Figure record listings:
========
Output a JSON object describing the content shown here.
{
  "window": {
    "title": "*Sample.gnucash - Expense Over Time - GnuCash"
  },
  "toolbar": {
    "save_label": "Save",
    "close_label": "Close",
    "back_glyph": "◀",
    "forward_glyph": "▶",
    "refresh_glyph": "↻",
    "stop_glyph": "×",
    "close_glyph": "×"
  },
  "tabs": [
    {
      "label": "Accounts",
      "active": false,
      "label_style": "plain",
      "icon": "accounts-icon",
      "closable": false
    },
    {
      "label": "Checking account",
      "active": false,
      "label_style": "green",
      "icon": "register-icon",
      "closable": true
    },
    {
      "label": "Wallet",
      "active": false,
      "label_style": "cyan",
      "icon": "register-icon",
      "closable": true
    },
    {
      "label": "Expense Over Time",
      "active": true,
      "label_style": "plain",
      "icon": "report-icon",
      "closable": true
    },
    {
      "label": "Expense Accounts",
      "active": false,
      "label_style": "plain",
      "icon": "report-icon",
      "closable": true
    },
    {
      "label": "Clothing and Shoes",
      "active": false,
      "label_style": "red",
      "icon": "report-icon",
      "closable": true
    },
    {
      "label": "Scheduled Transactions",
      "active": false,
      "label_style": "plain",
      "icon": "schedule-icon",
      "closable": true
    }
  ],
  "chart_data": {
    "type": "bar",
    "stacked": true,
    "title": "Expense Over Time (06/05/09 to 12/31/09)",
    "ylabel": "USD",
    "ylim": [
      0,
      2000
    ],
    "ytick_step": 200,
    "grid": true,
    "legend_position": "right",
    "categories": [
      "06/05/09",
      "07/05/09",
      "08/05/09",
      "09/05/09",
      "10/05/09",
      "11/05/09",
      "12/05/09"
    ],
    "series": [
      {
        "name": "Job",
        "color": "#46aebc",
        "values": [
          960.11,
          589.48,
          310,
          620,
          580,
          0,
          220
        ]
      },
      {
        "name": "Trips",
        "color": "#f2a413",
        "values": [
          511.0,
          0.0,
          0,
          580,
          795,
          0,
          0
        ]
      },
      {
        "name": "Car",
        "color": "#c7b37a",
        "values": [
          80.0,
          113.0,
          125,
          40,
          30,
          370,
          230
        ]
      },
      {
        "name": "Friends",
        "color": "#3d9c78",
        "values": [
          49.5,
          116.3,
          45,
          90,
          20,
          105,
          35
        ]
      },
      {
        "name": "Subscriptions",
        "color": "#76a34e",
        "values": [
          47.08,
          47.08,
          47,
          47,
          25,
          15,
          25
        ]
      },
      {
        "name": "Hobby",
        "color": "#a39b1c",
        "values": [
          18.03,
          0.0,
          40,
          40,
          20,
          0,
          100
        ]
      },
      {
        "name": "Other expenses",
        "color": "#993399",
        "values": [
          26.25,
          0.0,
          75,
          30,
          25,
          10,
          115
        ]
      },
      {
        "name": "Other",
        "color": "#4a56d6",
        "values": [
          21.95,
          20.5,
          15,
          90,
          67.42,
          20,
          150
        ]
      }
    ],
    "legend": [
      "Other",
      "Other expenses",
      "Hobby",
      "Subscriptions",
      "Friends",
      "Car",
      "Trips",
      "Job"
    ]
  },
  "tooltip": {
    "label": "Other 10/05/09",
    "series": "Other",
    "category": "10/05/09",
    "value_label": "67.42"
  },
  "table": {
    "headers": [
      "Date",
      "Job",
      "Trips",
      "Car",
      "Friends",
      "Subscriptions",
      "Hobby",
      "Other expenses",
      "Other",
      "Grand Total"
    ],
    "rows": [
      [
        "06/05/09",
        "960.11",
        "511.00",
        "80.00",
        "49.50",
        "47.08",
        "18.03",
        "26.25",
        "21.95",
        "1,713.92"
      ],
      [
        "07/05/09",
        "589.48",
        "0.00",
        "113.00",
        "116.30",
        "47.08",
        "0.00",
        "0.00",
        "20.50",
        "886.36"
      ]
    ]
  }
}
========
EXERCISE DETAILS: Return the entries above exactly as they appear.

ANSWER BELOW:
Output a JSON object describing the content shown here.
{
  "window": {
    "title": "*Sample.gnucash - Expense Over Time - GnuCash"
  },
  "toolbar": {
    "save_label": "Save",
    "close_label": "Close",
    "back_glyph": "◀",
    "forward_glyph": "▶",
    "refresh_glyph": "↻",
    "stop_glyph": "×",
    "close_glyph": "×"
  },
  "tabs": [
    {
      "label": "Accounts",
      "active": false,
      "label_style": "plain",
      "icon": "accounts-icon",
      "closable": false
    },
    {
      "label": "Checking account",
      "active": false,
      "label_style": "green",
      "icon": "register-icon",
      "closable": true
    },
    {
      "label": "Wallet",
      "active": false,
      "label_style": "cyan",
      "icon": "register-icon",
      "closable": true
    },
    {
      "label": "Expense Over Time",
      "active": true,
      "label_style": "plain",
      "icon": "report-icon",
      "closable": true
    },
    {
      "label": "Expense Accounts",
      "active": false,
      "label_style": "plain",
      "icon": "report-icon",
      "closable": true
    },
    {
      "label": "Clothing and Shoes",
      "active": false,
      "label_style": "red",
      "icon": "report-icon",
      "closable": true
    },
    {
      "label": "Scheduled Transactions",
      "active": false,
      "label_style": "plain",
      "icon": "schedule-icon",
      "closable": true
    }
  ],
  "chart_data": {
    "type": "bar",
    "stacked": true,
    "title": "Expense Over Time (06/05/09 to 12/31/09)",
    "ylabel": "USD",
    "ylim": [
      0,
      2000
    ],
    "ytick_step": 200,
    "grid": true,
    "legend_position": "right",
    "categories": [
      "06/05/09",
      "07/05/09",
      "08/05/09",
      "09/05/09",
      "10/05/09",
      "11/05/09",
      "12/05/09"
    ],
    "series": [
      {
        "name": "Job",
        "color": "#46aebc",
        "values": [
          960.11,
          589.48,
          310,
          620,
          580,
          0,
          220
        ]
      },
      {
        "name": "Trips",
        "color": "#f2a413",
        "values": [
          511.0,
          0.0,
          0,
          580,
          795,
          0,
          0
        ]
      },
      {
        "name": "Car",
        "color": "#c7b37a",
        "values": [
          80.0,
          113.0,
          125,
          40,
          30,
          370,
          230
        ]
      },
      {
        "name": "Friends",
        "color": "#3d9c78",
        "values": [
          49.5,
          116.3,
          45,
          90,
          20,
          105,
          35
        ]
      },
      {
        "name": "Subscriptions",
        "color": "#76a34e",
        "values": [
          47.08,
          47.08,
          47,
          47,
          25,
          15,
          25
        ]
      },
      {
        "name": "Hobby",
        "color": "#a39b1c",
        "values": [
          18.03,
          0.0,
          40,
          40,
          20,
          0,
          100
        ]
      },
      {
        "name": "Other expenses",
        "color": "#993399",
        "values": [
          26.25,
          0.0,
          75,
          30,
          25,
          10,
          115
        ]
      },
      {
        "name": "Other",
        "color": "#4a56d6",
        "values": [
          21.95,
          20.5,
          15,
          90,
          67.42,
          20,
          150
        ]
      }
    ],
    "legend": [
      "Other",
      "Other expenses",
      "Hobby",
      "Subscriptions",
      "Friends",
      "Car",
      "Trips",
      "Job"
    ]
  },
  "tooltip": {
    "label": "Other 10/05/09",
    "series": "Other",
    "category": "10/05/09",
    "value_label": "67.42"
  },
  "table": {
    "headers": [
      "Date",
      "Job",
      "Trips",
      "Car",
      "Friends",
      "Subscriptions",
      "Hobby",
      "Other expenses",
      "Other",
      "Grand Total"
    ],
    "rows": [
      [
        "06/05/09",
        "960.11",
        "511.00",
        "80.00",
        "49.50",
        "47.08",
        "18.03",
        "26.25",
        "21.95",
        "1,713.92"
      ],
      [
        "07/05/09",
        "589.48",
        "0.00",
        "113.00",
        "116.30",
        "47.08",
        "0.00",
        "0.00",
        "20.50",
        "886.36"
      ]
    ]
  }
}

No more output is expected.